• _WORK TO DO_
Which lines in the material below contain the word "attachment"? Copy each of them.

╭──

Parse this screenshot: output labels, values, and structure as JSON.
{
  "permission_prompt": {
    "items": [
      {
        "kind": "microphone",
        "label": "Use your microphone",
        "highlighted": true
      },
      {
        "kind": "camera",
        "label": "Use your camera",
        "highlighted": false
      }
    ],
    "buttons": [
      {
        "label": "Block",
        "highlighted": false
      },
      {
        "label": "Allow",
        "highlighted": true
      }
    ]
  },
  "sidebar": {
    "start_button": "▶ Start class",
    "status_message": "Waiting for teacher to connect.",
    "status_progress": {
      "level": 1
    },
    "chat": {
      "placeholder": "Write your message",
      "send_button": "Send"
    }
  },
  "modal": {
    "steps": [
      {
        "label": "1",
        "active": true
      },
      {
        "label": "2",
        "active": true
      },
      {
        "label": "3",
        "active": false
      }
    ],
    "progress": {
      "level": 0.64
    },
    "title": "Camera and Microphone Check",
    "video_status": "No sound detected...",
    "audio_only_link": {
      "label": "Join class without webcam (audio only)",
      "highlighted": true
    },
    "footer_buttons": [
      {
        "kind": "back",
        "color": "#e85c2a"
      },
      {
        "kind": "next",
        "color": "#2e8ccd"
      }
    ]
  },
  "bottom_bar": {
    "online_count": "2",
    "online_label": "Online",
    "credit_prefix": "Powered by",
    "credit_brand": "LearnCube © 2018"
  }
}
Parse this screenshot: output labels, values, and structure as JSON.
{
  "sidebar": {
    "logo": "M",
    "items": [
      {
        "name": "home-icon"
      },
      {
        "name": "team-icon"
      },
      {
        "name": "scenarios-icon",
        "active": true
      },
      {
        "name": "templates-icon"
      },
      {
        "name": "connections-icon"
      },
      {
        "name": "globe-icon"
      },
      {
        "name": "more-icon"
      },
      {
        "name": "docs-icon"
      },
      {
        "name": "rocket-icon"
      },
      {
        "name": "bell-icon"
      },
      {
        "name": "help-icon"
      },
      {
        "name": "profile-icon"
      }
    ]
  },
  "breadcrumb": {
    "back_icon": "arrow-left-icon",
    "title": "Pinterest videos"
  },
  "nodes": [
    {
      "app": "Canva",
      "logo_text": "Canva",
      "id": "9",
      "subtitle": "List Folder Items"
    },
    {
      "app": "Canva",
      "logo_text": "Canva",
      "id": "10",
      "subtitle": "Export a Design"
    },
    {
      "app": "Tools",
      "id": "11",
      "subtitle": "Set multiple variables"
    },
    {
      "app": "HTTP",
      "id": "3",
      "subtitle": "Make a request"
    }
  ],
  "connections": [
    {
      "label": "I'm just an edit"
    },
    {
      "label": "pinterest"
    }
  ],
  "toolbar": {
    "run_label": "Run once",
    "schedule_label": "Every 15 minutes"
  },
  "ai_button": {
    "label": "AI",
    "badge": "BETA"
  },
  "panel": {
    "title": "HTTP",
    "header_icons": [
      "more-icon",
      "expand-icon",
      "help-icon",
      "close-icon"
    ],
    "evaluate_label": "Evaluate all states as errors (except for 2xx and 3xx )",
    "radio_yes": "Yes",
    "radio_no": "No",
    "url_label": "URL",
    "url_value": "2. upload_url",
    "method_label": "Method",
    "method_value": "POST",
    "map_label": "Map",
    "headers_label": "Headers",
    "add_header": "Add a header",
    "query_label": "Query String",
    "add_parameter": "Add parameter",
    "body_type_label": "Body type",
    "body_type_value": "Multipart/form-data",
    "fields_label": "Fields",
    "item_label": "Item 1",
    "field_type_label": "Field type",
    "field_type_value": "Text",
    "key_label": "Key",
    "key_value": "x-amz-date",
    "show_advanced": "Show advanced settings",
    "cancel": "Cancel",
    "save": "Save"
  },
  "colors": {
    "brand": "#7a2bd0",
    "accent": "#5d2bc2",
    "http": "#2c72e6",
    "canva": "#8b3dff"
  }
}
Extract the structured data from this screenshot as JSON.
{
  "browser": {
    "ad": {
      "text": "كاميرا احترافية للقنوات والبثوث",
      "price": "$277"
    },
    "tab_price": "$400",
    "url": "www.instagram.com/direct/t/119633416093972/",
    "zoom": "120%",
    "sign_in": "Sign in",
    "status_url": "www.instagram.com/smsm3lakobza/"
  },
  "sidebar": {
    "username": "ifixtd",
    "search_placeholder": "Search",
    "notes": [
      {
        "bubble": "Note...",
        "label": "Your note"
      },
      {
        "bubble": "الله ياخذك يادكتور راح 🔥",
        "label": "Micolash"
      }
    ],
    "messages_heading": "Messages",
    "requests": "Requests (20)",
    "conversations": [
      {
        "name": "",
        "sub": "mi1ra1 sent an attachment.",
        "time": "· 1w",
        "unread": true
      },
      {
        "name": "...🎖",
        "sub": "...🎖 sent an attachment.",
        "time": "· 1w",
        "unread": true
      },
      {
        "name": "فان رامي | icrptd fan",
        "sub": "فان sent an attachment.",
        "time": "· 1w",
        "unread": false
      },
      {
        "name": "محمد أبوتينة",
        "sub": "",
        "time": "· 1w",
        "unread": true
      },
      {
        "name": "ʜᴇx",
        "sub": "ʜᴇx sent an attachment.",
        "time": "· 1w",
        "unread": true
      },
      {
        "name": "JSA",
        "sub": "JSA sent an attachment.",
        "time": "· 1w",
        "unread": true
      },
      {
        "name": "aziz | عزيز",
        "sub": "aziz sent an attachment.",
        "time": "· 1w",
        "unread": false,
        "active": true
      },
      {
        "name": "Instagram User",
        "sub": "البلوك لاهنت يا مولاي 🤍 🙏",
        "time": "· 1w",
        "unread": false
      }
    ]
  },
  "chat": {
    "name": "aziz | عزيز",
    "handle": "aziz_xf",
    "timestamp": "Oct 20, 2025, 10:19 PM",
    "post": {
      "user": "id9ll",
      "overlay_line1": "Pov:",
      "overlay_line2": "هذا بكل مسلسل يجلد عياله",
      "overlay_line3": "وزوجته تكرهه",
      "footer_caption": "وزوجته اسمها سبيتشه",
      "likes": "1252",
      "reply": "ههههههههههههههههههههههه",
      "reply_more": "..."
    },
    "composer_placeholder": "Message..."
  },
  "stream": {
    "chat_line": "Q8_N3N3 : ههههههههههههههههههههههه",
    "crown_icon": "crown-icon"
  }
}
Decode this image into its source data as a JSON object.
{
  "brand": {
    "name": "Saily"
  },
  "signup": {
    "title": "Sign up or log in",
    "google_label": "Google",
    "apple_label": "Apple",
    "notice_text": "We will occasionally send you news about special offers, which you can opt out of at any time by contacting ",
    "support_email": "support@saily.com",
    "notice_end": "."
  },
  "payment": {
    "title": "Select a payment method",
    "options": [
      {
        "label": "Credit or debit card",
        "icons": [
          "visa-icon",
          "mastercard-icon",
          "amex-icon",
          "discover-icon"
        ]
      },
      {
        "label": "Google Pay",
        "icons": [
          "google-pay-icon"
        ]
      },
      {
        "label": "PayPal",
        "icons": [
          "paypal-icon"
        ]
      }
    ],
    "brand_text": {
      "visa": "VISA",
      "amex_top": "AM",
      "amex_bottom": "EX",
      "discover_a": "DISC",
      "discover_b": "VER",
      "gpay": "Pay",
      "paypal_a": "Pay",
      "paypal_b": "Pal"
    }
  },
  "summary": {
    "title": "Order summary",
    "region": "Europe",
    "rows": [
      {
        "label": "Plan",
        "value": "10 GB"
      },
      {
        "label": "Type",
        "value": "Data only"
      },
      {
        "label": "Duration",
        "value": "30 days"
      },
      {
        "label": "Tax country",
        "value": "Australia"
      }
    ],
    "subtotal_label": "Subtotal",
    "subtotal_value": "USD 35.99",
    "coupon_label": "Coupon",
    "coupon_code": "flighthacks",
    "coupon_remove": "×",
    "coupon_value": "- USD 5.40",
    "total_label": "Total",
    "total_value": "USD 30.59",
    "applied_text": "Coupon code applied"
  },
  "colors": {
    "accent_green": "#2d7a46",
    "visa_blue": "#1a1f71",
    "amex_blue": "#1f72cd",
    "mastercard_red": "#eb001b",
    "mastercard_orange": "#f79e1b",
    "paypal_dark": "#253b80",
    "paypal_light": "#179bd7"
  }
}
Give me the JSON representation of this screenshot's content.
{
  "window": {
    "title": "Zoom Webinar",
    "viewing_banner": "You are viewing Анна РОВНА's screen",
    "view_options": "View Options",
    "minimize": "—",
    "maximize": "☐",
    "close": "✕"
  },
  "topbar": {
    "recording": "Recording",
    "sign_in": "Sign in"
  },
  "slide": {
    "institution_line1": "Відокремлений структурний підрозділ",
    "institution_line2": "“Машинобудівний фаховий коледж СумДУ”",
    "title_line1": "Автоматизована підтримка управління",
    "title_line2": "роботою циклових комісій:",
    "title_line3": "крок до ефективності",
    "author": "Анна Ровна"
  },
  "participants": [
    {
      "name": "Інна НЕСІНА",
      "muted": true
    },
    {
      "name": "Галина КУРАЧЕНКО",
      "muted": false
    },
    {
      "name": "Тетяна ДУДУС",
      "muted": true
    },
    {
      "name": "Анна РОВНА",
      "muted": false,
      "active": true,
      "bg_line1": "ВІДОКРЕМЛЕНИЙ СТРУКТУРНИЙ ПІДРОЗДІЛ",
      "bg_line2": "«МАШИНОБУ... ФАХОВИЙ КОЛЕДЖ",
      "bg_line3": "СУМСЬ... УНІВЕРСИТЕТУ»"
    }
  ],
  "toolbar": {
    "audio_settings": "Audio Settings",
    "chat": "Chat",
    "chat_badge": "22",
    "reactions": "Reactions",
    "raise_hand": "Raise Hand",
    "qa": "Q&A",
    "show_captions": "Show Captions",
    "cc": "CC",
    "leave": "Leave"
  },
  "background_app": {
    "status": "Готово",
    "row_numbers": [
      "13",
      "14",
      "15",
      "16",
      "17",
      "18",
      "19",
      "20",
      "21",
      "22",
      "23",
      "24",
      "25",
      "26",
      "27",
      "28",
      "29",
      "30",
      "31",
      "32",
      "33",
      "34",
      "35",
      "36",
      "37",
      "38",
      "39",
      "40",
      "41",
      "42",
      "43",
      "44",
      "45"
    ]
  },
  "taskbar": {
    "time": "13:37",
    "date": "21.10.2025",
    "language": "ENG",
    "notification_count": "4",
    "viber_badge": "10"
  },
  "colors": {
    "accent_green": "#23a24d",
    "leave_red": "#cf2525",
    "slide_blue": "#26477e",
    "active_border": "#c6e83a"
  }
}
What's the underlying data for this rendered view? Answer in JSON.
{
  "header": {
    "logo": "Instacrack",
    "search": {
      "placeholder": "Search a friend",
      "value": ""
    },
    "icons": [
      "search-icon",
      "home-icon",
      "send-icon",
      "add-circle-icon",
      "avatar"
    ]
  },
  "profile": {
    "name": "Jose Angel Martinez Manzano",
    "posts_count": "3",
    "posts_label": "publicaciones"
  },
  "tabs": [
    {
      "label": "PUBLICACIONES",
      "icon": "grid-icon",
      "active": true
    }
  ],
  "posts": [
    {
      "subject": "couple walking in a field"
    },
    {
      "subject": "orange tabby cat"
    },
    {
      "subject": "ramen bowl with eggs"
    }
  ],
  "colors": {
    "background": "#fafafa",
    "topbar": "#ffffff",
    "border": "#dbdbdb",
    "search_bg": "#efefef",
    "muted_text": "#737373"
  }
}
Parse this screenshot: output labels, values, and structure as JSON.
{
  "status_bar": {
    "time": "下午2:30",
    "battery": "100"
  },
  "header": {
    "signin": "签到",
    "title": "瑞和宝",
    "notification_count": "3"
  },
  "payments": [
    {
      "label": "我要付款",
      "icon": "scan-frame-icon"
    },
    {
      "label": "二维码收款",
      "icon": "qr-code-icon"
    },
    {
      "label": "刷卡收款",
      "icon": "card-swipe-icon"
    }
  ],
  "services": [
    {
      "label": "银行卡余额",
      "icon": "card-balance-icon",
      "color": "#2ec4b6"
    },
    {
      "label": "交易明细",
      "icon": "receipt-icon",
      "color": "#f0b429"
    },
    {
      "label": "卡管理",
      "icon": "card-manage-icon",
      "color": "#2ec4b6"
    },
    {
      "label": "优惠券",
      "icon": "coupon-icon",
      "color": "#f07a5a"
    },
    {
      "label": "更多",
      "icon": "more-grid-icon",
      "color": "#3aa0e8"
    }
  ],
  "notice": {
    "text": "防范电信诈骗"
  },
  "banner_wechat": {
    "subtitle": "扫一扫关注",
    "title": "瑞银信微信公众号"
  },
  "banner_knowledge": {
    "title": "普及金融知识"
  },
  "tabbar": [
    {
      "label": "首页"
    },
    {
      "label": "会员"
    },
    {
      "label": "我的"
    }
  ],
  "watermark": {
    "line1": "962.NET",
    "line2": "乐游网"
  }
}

╰──

• _OUTPUT_
        "sub": "mi1ra1 sent an attachment.",
        "sub": "...🎖 sent an attachment.",
        "sub": "فان sent an attachment.",
        "sub": "ʜᴇx sent an attachment.",
        "sub": "JSA sent an attachment.",
        "sub": "aziz sent an attachment.",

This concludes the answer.